EXERCISE DESCRIPTION: Check every line of the entries for the string "design" and return the ones that contain it.

AVAILABLE DATA:
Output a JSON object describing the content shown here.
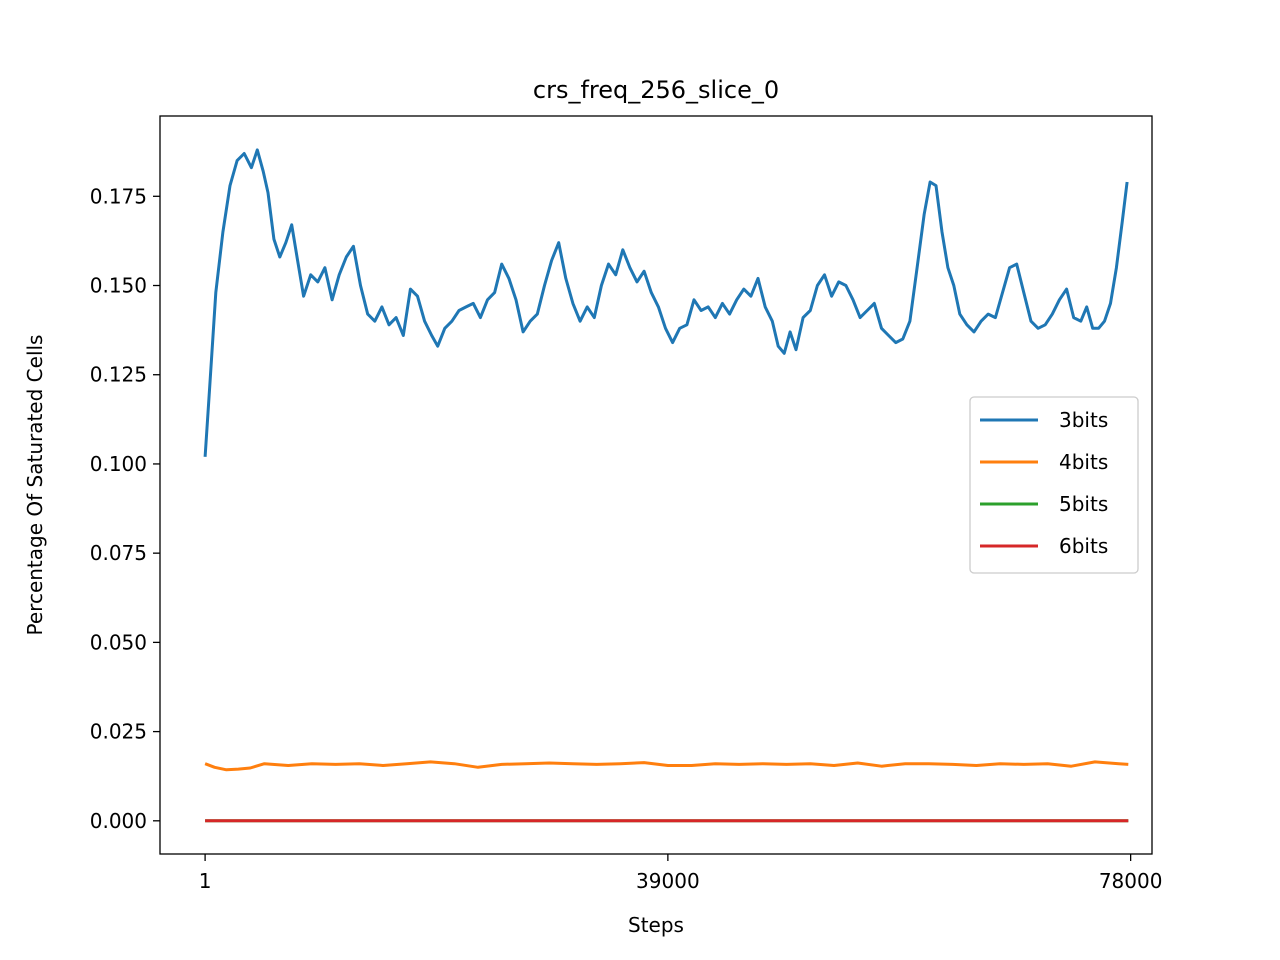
{
  "chart_data": {
    "type": "line",
    "title": "crs_freq_256_slice_0",
    "xlabel": "Steps",
    "ylabel": "Percentage Of Saturated Cells",
    "xlim": [
      -3800,
      79800
    ],
    "ylim": [
      -0.0093,
      0.1975
    ],
    "xticks": [
      1,
      39000,
      78000
    ],
    "xtick_labels": [
      "1",
      "39000",
      "78000"
    ],
    "yticks": [
      0.0,
      0.025,
      0.05,
      0.075,
      0.1,
      0.125,
      0.15,
      0.175
    ],
    "ytick_labels": [
      "0.000",
      "0.025",
      "0.050",
      "0.075",
      "0.100",
      "0.125",
      "0.150",
      "0.175"
    ],
    "grid": false,
    "legend_position": "center-right",
    "series": [
      {
        "name": "3bits",
        "color": "#1f77b4",
        "points": [
          [
            1,
            0.102
          ],
          [
            400,
            0.122
          ],
          [
            900,
            0.148
          ],
          [
            1500,
            0.165
          ],
          [
            2100,
            0.178
          ],
          [
            2700,
            0.185
          ],
          [
            3300,
            0.187
          ],
          [
            3900,
            0.183
          ],
          [
            4400,
            0.188
          ],
          [
            4900,
            0.182
          ],
          [
            5300,
            0.176
          ],
          [
            5800,
            0.163
          ],
          [
            6300,
            0.158
          ],
          [
            6800,
            0.162
          ],
          [
            7300,
            0.167
          ],
          [
            7800,
            0.157
          ],
          [
            8300,
            0.147
          ],
          [
            8900,
            0.153
          ],
          [
            9500,
            0.151
          ],
          [
            10100,
            0.155
          ],
          [
            10700,
            0.146
          ],
          [
            11300,
            0.153
          ],
          [
            11900,
            0.158
          ],
          [
            12500,
            0.161
          ],
          [
            13100,
            0.15
          ],
          [
            13700,
            0.142
          ],
          [
            14300,
            0.14
          ],
          [
            14900,
            0.144
          ],
          [
            15500,
            0.139
          ],
          [
            16100,
            0.141
          ],
          [
            16700,
            0.136
          ],
          [
            17300,
            0.149
          ],
          [
            17900,
            0.147
          ],
          [
            18500,
            0.14
          ],
          [
            19100,
            0.136
          ],
          [
            19600,
            0.133
          ],
          [
            20200,
            0.138
          ],
          [
            20800,
            0.14
          ],
          [
            21400,
            0.143
          ],
          [
            22000,
            0.144
          ],
          [
            22600,
            0.145
          ],
          [
            23200,
            0.141
          ],
          [
            23800,
            0.146
          ],
          [
            24400,
            0.148
          ],
          [
            25000,
            0.156
          ],
          [
            25600,
            0.152
          ],
          [
            26200,
            0.146
          ],
          [
            26800,
            0.137
          ],
          [
            27400,
            0.14
          ],
          [
            28000,
            0.142
          ],
          [
            28600,
            0.15
          ],
          [
            29200,
            0.157
          ],
          [
            29800,
            0.162
          ],
          [
            30400,
            0.152
          ],
          [
            31000,
            0.145
          ],
          [
            31600,
            0.14
          ],
          [
            32200,
            0.144
          ],
          [
            32800,
            0.141
          ],
          [
            33400,
            0.15
          ],
          [
            34000,
            0.156
          ],
          [
            34600,
            0.153
          ],
          [
            35200,
            0.16
          ],
          [
            35800,
            0.155
          ],
          [
            36400,
            0.151
          ],
          [
            37000,
            0.154
          ],
          [
            37600,
            0.148
          ],
          [
            38200,
            0.144
          ],
          [
            38800,
            0.138
          ],
          [
            39400,
            0.134
          ],
          [
            40000,
            0.138
          ],
          [
            40600,
            0.139
          ],
          [
            41200,
            0.146
          ],
          [
            41800,
            0.143
          ],
          [
            42400,
            0.144
          ],
          [
            43000,
            0.141
          ],
          [
            43600,
            0.145
          ],
          [
            44200,
            0.142
          ],
          [
            44800,
            0.146
          ],
          [
            45400,
            0.149
          ],
          [
            46000,
            0.147
          ],
          [
            46600,
            0.152
          ],
          [
            47200,
            0.144
          ],
          [
            47800,
            0.14
          ],
          [
            48300,
            0.133
          ],
          [
            48800,
            0.131
          ],
          [
            49300,
            0.137
          ],
          [
            49800,
            0.132
          ],
          [
            50400,
            0.141
          ],
          [
            51000,
            0.143
          ],
          [
            51600,
            0.15
          ],
          [
            52200,
            0.153
          ],
          [
            52800,
            0.147
          ],
          [
            53400,
            0.151
          ],
          [
            54000,
            0.15
          ],
          [
            54600,
            0.146
          ],
          [
            55200,
            0.141
          ],
          [
            55800,
            0.143
          ],
          [
            56400,
            0.145
          ],
          [
            57000,
            0.138
          ],
          [
            57600,
            0.136
          ],
          [
            58200,
            0.134
          ],
          [
            58800,
            0.135
          ],
          [
            59400,
            0.14
          ],
          [
            60000,
            0.155
          ],
          [
            60600,
            0.17
          ],
          [
            61100,
            0.179
          ],
          [
            61600,
            0.178
          ],
          [
            62100,
            0.165
          ],
          [
            62600,
            0.155
          ],
          [
            63100,
            0.15
          ],
          [
            63600,
            0.142
          ],
          [
            64200,
            0.139
          ],
          [
            64800,
            0.137
          ],
          [
            65400,
            0.14
          ],
          [
            66000,
            0.142
          ],
          [
            66600,
            0.141
          ],
          [
            67200,
            0.148
          ],
          [
            67800,
            0.155
          ],
          [
            68400,
            0.156
          ],
          [
            69000,
            0.148
          ],
          [
            69600,
            0.14
          ],
          [
            70200,
            0.138
          ],
          [
            70800,
            0.139
          ],
          [
            71400,
            0.142
          ],
          [
            72000,
            0.146
          ],
          [
            72600,
            0.149
          ],
          [
            73200,
            0.141
          ],
          [
            73800,
            0.14
          ],
          [
            74300,
            0.144
          ],
          [
            74800,
            0.138
          ],
          [
            75300,
            0.138
          ],
          [
            75800,
            0.14
          ],
          [
            76300,
            0.145
          ],
          [
            76800,
            0.155
          ],
          [
            77300,
            0.168
          ],
          [
            77700,
            0.179
          ]
        ]
      },
      {
        "name": "4bits",
        "color": "#ff7f0e",
        "points": [
          [
            1,
            0.016
          ],
          [
            800,
            0.015
          ],
          [
            1800,
            0.0143
          ],
          [
            2800,
            0.0145
          ],
          [
            3800,
            0.0148
          ],
          [
            5000,
            0.016
          ],
          [
            7000,
            0.0155
          ],
          [
            9000,
            0.016
          ],
          [
            11000,
            0.0158
          ],
          [
            13000,
            0.016
          ],
          [
            15000,
            0.0155
          ],
          [
            17000,
            0.016
          ],
          [
            19000,
            0.0165
          ],
          [
            21000,
            0.016
          ],
          [
            23000,
            0.015
          ],
          [
            25000,
            0.0158
          ],
          [
            27000,
            0.016
          ],
          [
            29000,
            0.0162
          ],
          [
            31000,
            0.016
          ],
          [
            33000,
            0.0158
          ],
          [
            35000,
            0.016
          ],
          [
            37000,
            0.0163
          ],
          [
            39000,
            0.0155
          ],
          [
            41000,
            0.0155
          ],
          [
            43000,
            0.016
          ],
          [
            45000,
            0.0158
          ],
          [
            47000,
            0.016
          ],
          [
            49000,
            0.0158
          ],
          [
            51000,
            0.016
          ],
          [
            53000,
            0.0155
          ],
          [
            55000,
            0.0162
          ],
          [
            57000,
            0.0153
          ],
          [
            59000,
            0.016
          ],
          [
            61000,
            0.016
          ],
          [
            63000,
            0.0158
          ],
          [
            65000,
            0.0155
          ],
          [
            67000,
            0.016
          ],
          [
            69000,
            0.0158
          ],
          [
            71000,
            0.016
          ],
          [
            73000,
            0.0153
          ],
          [
            75000,
            0.0165
          ],
          [
            77000,
            0.016
          ],
          [
            77800,
            0.0158
          ]
        ]
      },
      {
        "name": "5bits",
        "color": "#2ca02c",
        "points": [
          [
            1,
            0.0
          ],
          [
            77800,
            0.0
          ]
        ]
      },
      {
        "name": "6bits",
        "color": "#d62728",
        "points": [
          [
            1,
            0.0
          ],
          [
            77800,
            0.0
          ]
        ]
      }
    ]
  }
}
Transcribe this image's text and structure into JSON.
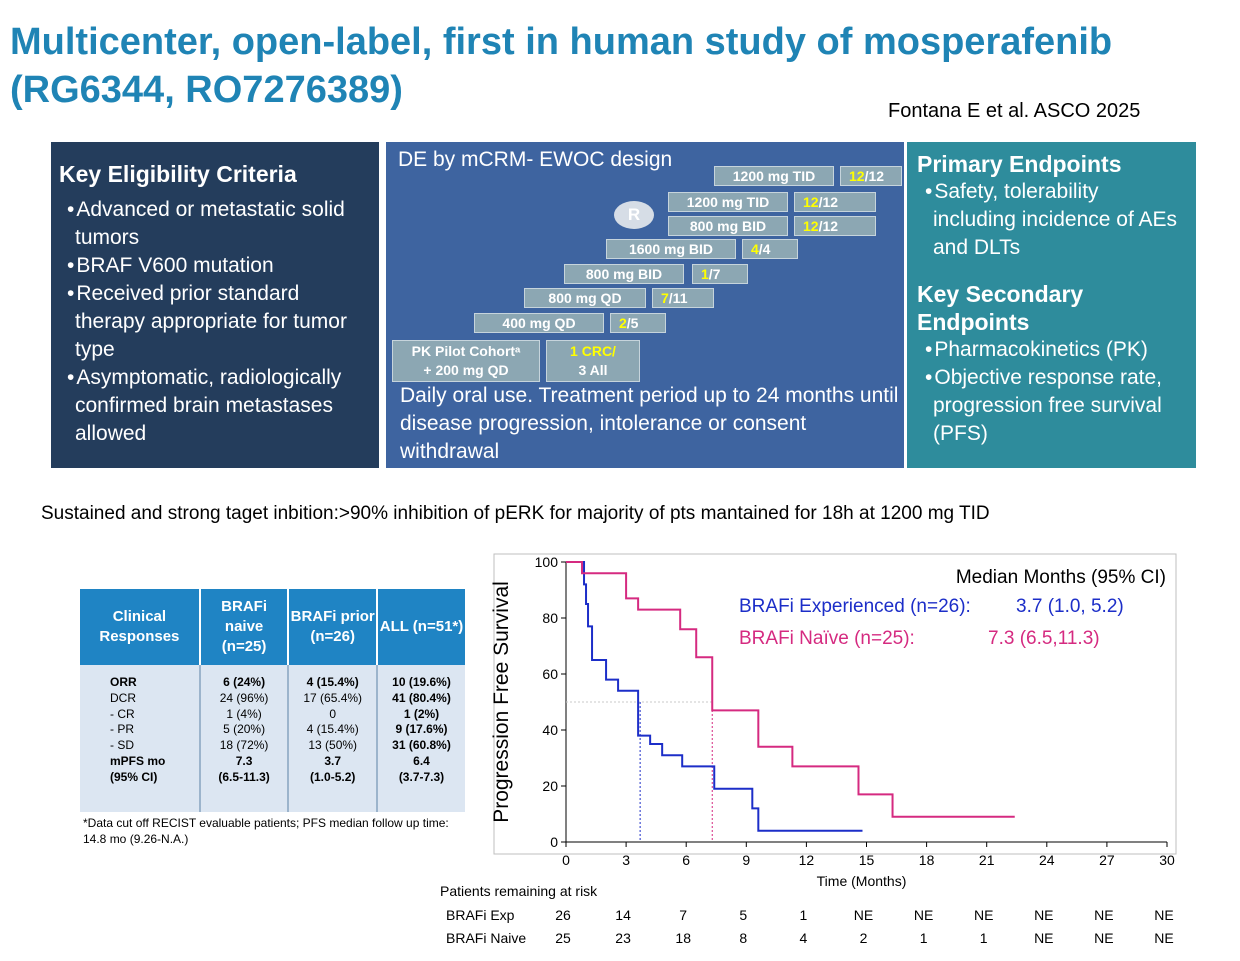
{
  "title": "Multicenter, open-label, first in human study of mosperafenib (RG6344, RO7276389)",
  "citation": "Fontana E et al. ASCO 2025",
  "eligibility": {
    "heading": "Key Eligibility Criteria",
    "items": [
      "Advanced or metastatic solid tumors",
      "BRAF V600 mutation",
      "Received prior standard therapy appropriate for tumor type",
      "Asymptomatic, radiologically confirmed brain metastases allowed"
    ]
  },
  "design": {
    "heading": "DE by mCRM- EWOC design",
    "randomization": "R",
    "doses": [
      {
        "label": "1200 mg TID",
        "ratio_hl": "12",
        "ratio_rest": "/12"
      },
      {
        "label": "1200 mg TID",
        "ratio_hl": "12",
        "ratio_rest": "/12"
      },
      {
        "label": "800 mg BID",
        "ratio_hl": "12",
        "ratio_rest": "/12"
      },
      {
        "label": "1600 mg BID",
        "ratio_hl": "4",
        "ratio_rest": "/4"
      },
      {
        "label": "800 mg BID",
        "ratio_hl": "1",
        "ratio_rest": "/7"
      },
      {
        "label": "800 mg QD",
        "ratio_hl": "7",
        "ratio_rest": "/11"
      },
      {
        "label": "400 mg QD",
        "ratio_hl": "2",
        "ratio_rest": "/5"
      }
    ],
    "pk_line1": "PK Pilot Cohortᵃ",
    "pk_line2": "+ 200 mg QD",
    "pk_ratio1": "1 CRC/",
    "pk_ratio2": "3 All",
    "footer": "Daily oral use. Treatment period up to 24 months until disease progression, intolerance or consent withdrawal"
  },
  "endpoints": {
    "primary_heading": "Primary Endpoints",
    "primary_items": [
      "Safety, tolerability including incidence of AEs and DLTs"
    ],
    "secondary_heading": "Key Secondary Endpoints",
    "secondary_items": [
      "Pharmacokinetics (PK)",
      "Objective response rate, progression free survival (PFS)"
    ]
  },
  "statement": "Sustained and strong taget inbition:>90% inhibition of pERK for majority of pts mantained for 18h at 1200 mg TID",
  "responses": {
    "headers": [
      "Clinical Responses",
      "BRAFi naive (n=25)",
      "BRAFi prior (n=26)",
      "ALL (n=51*)"
    ],
    "rows": [
      {
        "label": "ORR",
        "bold": true,
        "naive": "6 (24%)",
        "prior": "4 (15.4%)",
        "all": "10 (19.6%)"
      },
      {
        "label": "DCR",
        "bold": false,
        "naive": "24 (96%)",
        "prior": "17 (65.4%)",
        "all": "41 (80.4%)"
      },
      {
        "label": "- CR",
        "bold": false,
        "naive": "1 (4%)",
        "prior": "0",
        "all": "1 (2%)"
      },
      {
        "label": "- PR",
        "bold": false,
        "naive": "5 (20%)",
        "prior": "4 (15.4%)",
        "all": "9 (17.6%)"
      },
      {
        "label": "- SD",
        "bold": false,
        "naive": "18 (72%)",
        "prior": "13 (50%)",
        "all": "31 (60.8%)"
      },
      {
        "label": "mPFS mo",
        "bold": true,
        "naive": "7.3",
        "prior": "3.7",
        "all": "6.4"
      },
      {
        "label": "(95% CI)",
        "bold": true,
        "naive": "(6.5-11.3)",
        "prior": "(1.0-5.2)",
        "all": "(3.7-7.3)"
      }
    ],
    "note": "*Data cut off RECIST evaluable patients; PFS median follow up time: 14.8 mo (9.26-N.A.)"
  },
  "chart_data": {
    "type": "line",
    "subtype": "kaplan-meier step",
    "ylabel": "Progression Free Survival",
    "xlabel": "Time (Months)",
    "xlim": [
      0,
      30
    ],
    "ylim": [
      0,
      100
    ],
    "xticks": [
      0,
      3,
      6,
      9,
      12,
      15,
      18,
      21,
      24,
      27,
      30
    ],
    "yticks": [
      0,
      20,
      40,
      60,
      80,
      100
    ],
    "legend_title": "Median Months (95% CI)",
    "series": [
      {
        "name": "BRAFi Experienced (n=26):",
        "median_text": "3.7 (1.0, 5.2)",
        "color": "#1c2ec8",
        "median": 3.7,
        "x": [
          0,
          0.9,
          0.9,
          1.0,
          1.0,
          1.1,
          1.1,
          1.3,
          1.3,
          2.0,
          2.0,
          2.6,
          2.6,
          3.6,
          3.6,
          4.2,
          4.2,
          4.8,
          4.8,
          5.8,
          5.8,
          7.4,
          7.4,
          9.3,
          9.3,
          9.6,
          9.6,
          14.8
        ],
        "y": [
          100,
          100,
          92,
          92,
          85,
          85,
          77,
          77,
          65,
          65,
          58,
          58,
          54,
          54,
          38,
          38,
          35,
          35,
          31,
          31,
          27,
          27,
          19,
          19,
          12,
          12,
          4,
          4
        ]
      },
      {
        "name": "BRAFi Naïve (n=25):",
        "median_text": "7.3 (6.5,11.3)",
        "color": "#d52a80",
        "median": 7.3,
        "x": [
          0,
          0.8,
          0.8,
          3.0,
          3.0,
          3.6,
          3.6,
          5.7,
          5.7,
          6.5,
          6.5,
          7.3,
          7.3,
          9.6,
          9.6,
          11.3,
          11.3,
          14.6,
          14.6,
          16.3,
          16.3,
          22.4
        ],
        "y": [
          100,
          100,
          96,
          96,
          87,
          87,
          83,
          83,
          76,
          76,
          66,
          66,
          47,
          47,
          34,
          34,
          27,
          27,
          17,
          17,
          9,
          9
        ]
      }
    ],
    "risk_table": {
      "title": "Patients remaining at risk",
      "rows": [
        {
          "label": "BRAFi Exp",
          "values": [
            "26",
            "14",
            "7",
            "5",
            "1",
            "NE",
            "NE",
            "NE",
            "NE",
            "NE",
            "NE"
          ]
        },
        {
          "label": "BRAFi Naive",
          "values": [
            "25",
            "23",
            "18",
            "8",
            "4",
            "2",
            "1",
            "1",
            "NE",
            "NE",
            "NE"
          ]
        }
      ]
    }
  }
}
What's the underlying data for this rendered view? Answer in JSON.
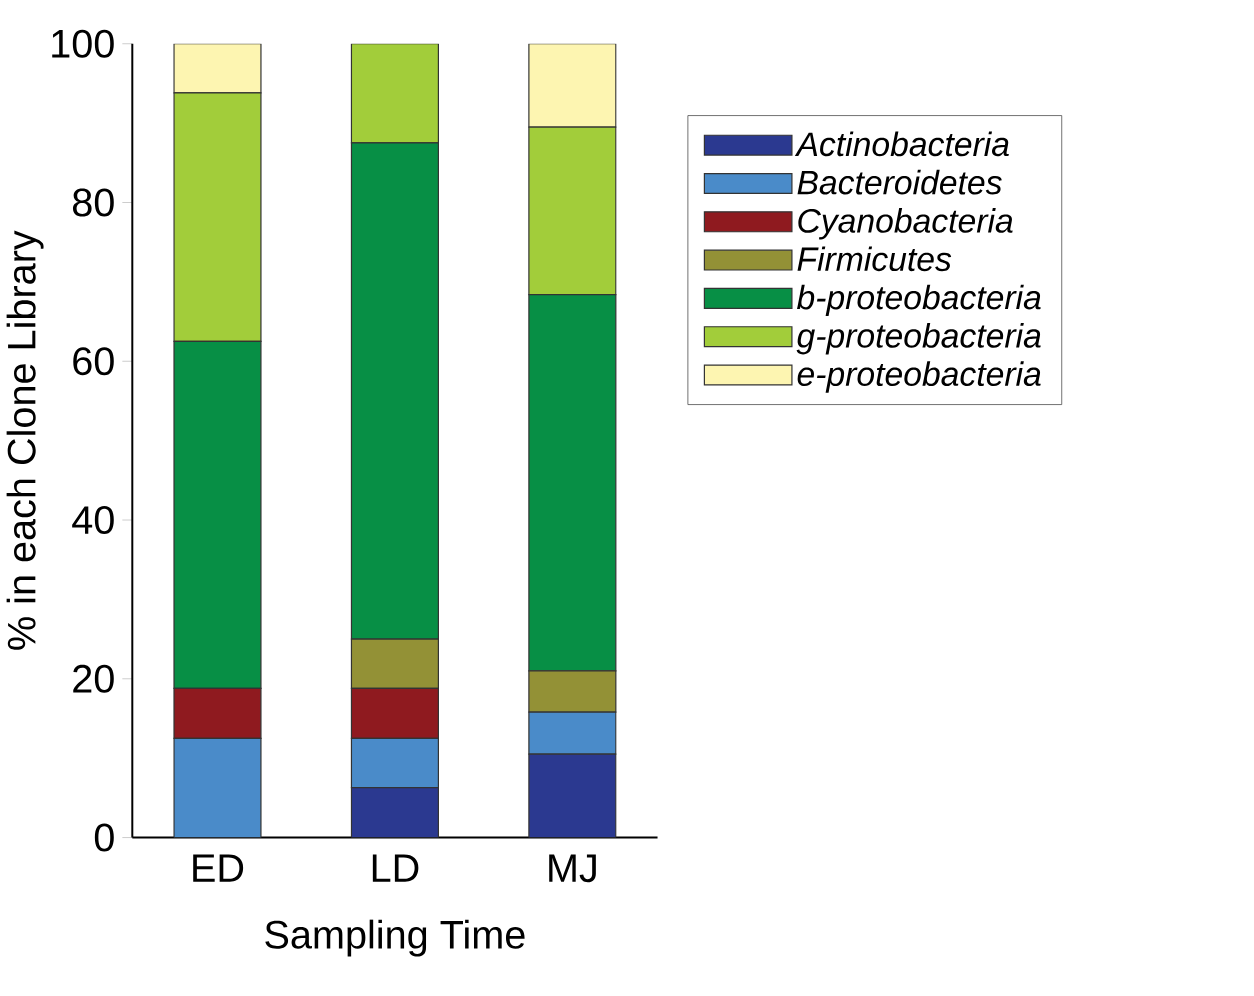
{
  "chart_data": {
    "type": "bar",
    "stacked": true,
    "xlabel": "Sampling Time",
    "ylabel": "% in each Clone Library",
    "categories": [
      "ED",
      "LD",
      "MJ"
    ],
    "series": [
      {
        "name": "*Actinobacteria*",
        "color": "#2b3990",
        "values": [
          0,
          6.3,
          10.5
        ]
      },
      {
        "name": "*Bacteroidetes*",
        "color": "#4a8bc9",
        "values": [
          12.5,
          6.2,
          5.3
        ]
      },
      {
        "name": "*Cyanobacteria*",
        "color": "#8f1a1f",
        "values": [
          6.3,
          6.3,
          0
        ]
      },
      {
        "name": "*Firmicutes*",
        "color": "#939136",
        "values": [
          0,
          6.2,
          5.2
        ]
      },
      {
        "name": "*b-proteobacteria*",
        "color": "#078f45",
        "values": [
          43.7,
          62.5,
          47.4
        ]
      },
      {
        "name": "*g-proteobacteria*",
        "color": "#a2cd3a",
        "values": [
          31.3,
          12.5,
          21.1
        ]
      },
      {
        "name": "*e-proteobacteria*",
        "color": "#fdf5b1",
        "values": [
          6.2,
          0,
          10.5
        ]
      }
    ],
    "ylim": [
      0,
      100
    ],
    "yticks": [
      0,
      20,
      40,
      60,
      80,
      100
    ],
    "legend": "right",
    "grid": false
  }
}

WRITTEN RESPONSE:
  "design": {
    "heading": "DE by mCRM- EWOC design",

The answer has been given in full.